%%

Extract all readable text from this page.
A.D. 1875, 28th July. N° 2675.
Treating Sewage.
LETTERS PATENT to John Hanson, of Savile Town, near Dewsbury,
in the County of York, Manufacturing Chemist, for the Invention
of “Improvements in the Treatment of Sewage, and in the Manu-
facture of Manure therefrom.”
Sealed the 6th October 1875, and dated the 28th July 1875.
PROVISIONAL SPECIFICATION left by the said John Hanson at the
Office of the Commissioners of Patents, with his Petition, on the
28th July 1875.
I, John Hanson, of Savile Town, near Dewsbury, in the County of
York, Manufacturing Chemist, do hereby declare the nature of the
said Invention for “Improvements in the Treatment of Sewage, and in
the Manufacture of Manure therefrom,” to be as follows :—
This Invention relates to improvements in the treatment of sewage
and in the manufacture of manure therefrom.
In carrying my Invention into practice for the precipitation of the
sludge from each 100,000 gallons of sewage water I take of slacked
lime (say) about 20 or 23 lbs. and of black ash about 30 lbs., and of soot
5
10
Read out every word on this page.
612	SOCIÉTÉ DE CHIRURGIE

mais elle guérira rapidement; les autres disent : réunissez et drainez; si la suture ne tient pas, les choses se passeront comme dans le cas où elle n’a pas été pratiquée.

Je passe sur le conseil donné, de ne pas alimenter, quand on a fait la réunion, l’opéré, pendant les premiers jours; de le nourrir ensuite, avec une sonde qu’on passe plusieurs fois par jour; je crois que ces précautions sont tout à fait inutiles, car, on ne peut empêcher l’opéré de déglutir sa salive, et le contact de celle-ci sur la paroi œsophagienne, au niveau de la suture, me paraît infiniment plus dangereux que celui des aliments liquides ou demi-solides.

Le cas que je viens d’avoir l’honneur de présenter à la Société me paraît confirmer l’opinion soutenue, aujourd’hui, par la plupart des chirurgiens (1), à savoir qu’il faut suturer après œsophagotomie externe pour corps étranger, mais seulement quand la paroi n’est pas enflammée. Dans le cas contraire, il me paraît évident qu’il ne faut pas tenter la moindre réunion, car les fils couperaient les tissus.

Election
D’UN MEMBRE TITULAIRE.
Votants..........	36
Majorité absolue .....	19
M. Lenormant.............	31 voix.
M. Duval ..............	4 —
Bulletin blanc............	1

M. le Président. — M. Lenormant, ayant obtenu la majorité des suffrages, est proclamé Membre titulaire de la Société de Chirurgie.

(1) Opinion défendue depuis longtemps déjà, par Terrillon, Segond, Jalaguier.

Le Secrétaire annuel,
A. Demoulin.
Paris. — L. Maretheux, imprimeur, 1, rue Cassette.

%%

EXERCISE TASK ::
Exactly as shown, repeat every record.

ANSWER TO THIS TASK ::
Extract all readable text from this page.
A.D. 1875, 28th July. N° 2675.
Treating Sewage.
LETTERS PATENT to John Hanson, of Savile Town, near Dewsbury,
in the County of York, Manufacturing Chemist, for the Invention
of “Improvements in the Treatment of Sewage, and in the Manu-
facture of Manure therefrom.”
Sealed the 6th October 1875, and dated the 28th July 1875.
PROVISIONAL SPECIFICATION left by the said John Hanson at the
Office of the Commissioners of Patents, with his Petition, on the
28th July 1875.
I, John Hanson, of Savile Town, near Dewsbury, in the County of
York, Manufacturing Chemist, do hereby declare the nature of the
said Invention for “Improvements in the Treatment of Sewage, and in
the Manufacture of Manure therefrom,” to be as follows :—
This Invention relates to improvements in the treatment of sewage
and in the manufacture of manure therefrom.
In carrying my Invention into practice for the precipitation of the
sludge from each 100,000 gallons of sewage water I take of slacked
lime (say) about 20 or 23 lbs. and of black ash about 30 lbs., and of soot
5
10
Read out every word on this page.
612	SOCIÉTÉ DE CHIRURGIE

mais elle guérira rapidement; les autres disent : réunissez et drainez; si la suture ne tient pas, les choses se passeront comme dans le cas où elle n’a pas été pratiquée.

Je passe sur le conseil donné, de ne pas alimenter, quand on a fait la réunion, l’opéré, pendant les premiers jours; de le nourrir ensuite, avec une sonde qu’on passe plusieurs fois par jour; je crois que ces précautions sont tout à fait inutiles, car, on ne peut empêcher l’opéré de déglutir sa salive, et le contact de celle-ci sur la paroi œsophagienne, au niveau de la suture, me paraît infiniment plus dangereux que celui des aliments liquides ou demi-solides.

Le cas que je viens d’avoir l’honneur de présenter à la Société me paraît confirmer l’opinion soutenue, aujourd’hui, par la plupart des chirurgiens (1), à savoir qu’il faut suturer après œsophagotomie externe pour corps étranger, mais seulement quand la paroi n’est pas enflammée. Dans le cas contraire, il me paraît évident qu’il ne faut pas tenter la moindre réunion, car les fils couperaient les tissus.

Election
D’UN MEMBRE TITULAIRE.
Votants..........	36
Majorité absolue .....	19
M. Lenormant.............	31 voix.
M. Duval ..............	4 —
Bulletin blanc............	1

M. le Président. — M. Lenormant, ayant obtenu la majorité des suffrages, est proclamé Membre titulaire de la Société de Chirurgie.

(1) Opinion défendue depuis longtemps déjà, par Terrillon, Segond, Jalaguier.

Le Secrétaire annuel,
A. Demoulin.
Paris. — L. Maretheux, imprimeur, 1, rue Cassette.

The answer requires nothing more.